Consigne.
Recopiez sans aucune modification le passage qui va du début des enregistrements jusqu'à la ligne contenant « y2-tick-label: $0.1000 [2109,548,2214,580] », cette dernière incluse.

Données fournies.
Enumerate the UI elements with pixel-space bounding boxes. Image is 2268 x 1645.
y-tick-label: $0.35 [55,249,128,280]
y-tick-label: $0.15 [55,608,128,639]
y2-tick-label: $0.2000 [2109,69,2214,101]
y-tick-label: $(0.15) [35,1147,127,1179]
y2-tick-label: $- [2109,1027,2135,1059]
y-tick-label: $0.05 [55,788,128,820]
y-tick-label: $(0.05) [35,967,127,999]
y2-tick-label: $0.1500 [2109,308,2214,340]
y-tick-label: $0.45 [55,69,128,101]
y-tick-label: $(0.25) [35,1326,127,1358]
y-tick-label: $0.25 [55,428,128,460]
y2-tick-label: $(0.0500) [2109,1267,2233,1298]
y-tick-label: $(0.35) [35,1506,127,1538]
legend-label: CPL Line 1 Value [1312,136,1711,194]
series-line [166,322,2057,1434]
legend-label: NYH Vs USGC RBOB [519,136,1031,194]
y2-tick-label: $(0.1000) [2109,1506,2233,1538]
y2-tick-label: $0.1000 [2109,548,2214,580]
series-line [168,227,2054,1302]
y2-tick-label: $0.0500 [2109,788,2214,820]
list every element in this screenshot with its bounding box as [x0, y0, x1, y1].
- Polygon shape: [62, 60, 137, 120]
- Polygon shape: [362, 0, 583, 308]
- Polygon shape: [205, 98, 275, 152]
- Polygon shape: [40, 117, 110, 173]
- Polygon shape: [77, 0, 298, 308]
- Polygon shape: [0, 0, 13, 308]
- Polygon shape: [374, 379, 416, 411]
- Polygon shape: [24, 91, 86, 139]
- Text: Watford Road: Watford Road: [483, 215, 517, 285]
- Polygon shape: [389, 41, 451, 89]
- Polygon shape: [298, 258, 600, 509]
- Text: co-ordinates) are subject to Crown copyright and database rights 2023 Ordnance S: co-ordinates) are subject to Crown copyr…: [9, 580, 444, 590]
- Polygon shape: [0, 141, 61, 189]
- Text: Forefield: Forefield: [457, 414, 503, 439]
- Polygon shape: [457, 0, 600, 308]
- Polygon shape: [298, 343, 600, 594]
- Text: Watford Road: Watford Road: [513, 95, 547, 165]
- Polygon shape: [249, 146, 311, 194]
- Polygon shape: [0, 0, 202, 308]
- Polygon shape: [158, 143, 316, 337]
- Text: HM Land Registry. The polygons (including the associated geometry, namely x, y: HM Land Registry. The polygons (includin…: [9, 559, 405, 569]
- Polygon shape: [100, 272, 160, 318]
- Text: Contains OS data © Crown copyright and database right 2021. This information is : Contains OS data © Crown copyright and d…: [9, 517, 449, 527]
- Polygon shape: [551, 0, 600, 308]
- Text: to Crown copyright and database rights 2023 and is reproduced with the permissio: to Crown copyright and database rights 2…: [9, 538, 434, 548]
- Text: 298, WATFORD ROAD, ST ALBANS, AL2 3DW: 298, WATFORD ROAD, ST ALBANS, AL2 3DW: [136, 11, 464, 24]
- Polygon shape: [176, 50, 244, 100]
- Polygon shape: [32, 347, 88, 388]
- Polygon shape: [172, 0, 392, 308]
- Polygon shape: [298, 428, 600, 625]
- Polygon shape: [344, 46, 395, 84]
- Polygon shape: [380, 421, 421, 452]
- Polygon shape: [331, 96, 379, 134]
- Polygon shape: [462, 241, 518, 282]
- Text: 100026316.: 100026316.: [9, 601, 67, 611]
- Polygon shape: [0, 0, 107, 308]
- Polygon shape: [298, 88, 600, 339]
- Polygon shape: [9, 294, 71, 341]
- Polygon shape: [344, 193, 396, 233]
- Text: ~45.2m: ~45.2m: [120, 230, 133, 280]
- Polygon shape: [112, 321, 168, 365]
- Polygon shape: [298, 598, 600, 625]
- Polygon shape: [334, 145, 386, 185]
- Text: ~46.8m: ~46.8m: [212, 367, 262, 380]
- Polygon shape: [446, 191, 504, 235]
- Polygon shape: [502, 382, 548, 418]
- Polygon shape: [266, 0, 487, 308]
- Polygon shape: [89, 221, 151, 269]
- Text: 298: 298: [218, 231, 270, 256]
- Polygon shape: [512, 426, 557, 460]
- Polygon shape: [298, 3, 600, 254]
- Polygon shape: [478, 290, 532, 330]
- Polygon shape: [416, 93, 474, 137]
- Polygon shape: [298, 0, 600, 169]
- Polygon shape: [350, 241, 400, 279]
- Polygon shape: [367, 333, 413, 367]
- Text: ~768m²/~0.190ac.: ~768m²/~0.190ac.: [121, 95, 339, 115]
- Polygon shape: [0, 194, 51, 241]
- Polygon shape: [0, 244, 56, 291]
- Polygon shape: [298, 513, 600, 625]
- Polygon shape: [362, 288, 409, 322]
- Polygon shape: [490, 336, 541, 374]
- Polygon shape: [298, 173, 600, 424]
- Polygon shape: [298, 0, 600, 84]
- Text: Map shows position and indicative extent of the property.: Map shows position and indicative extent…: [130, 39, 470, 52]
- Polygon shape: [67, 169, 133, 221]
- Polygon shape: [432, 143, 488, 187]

Réponse.
Enumerate the UI elements with pixel-space bounding boxes. Image is 2268 x 1645.
y-tick-label: $0.35 [55,249,128,280]
y-tick-label: $0.15 [55,608,128,639]
y2-tick-label: $0.2000 [2109,69,2214,101]
y-tick-label: $(0.15) [35,1147,127,1179]
y2-tick-label: $- [2109,1027,2135,1059]
y-tick-label: $0.05 [55,788,128,820]
y-tick-label: $(0.05) [35,967,127,999]
y2-tick-label: $0.1500 [2109,308,2214,340]
y-tick-label: $0.45 [55,69,128,101]
y-tick-label: $(0.25) [35,1326,127,1358]
y-tick-label: $0.25 [55,428,128,460]
y2-tick-label: $(0.0500) [2109,1267,2233,1298]
y-tick-label: $(0.35) [35,1506,127,1538]
legend-label: CPL Line 1 Value [1312,136,1711,194]
series-line [166,322,2057,1434]
legend-label: NYH Vs USGC RBOB [519,136,1031,194]
y2-tick-label: $(0.1000) [2109,1506,2233,1538]
y2-tick-label: $0.1000 [2109,548,2214,580]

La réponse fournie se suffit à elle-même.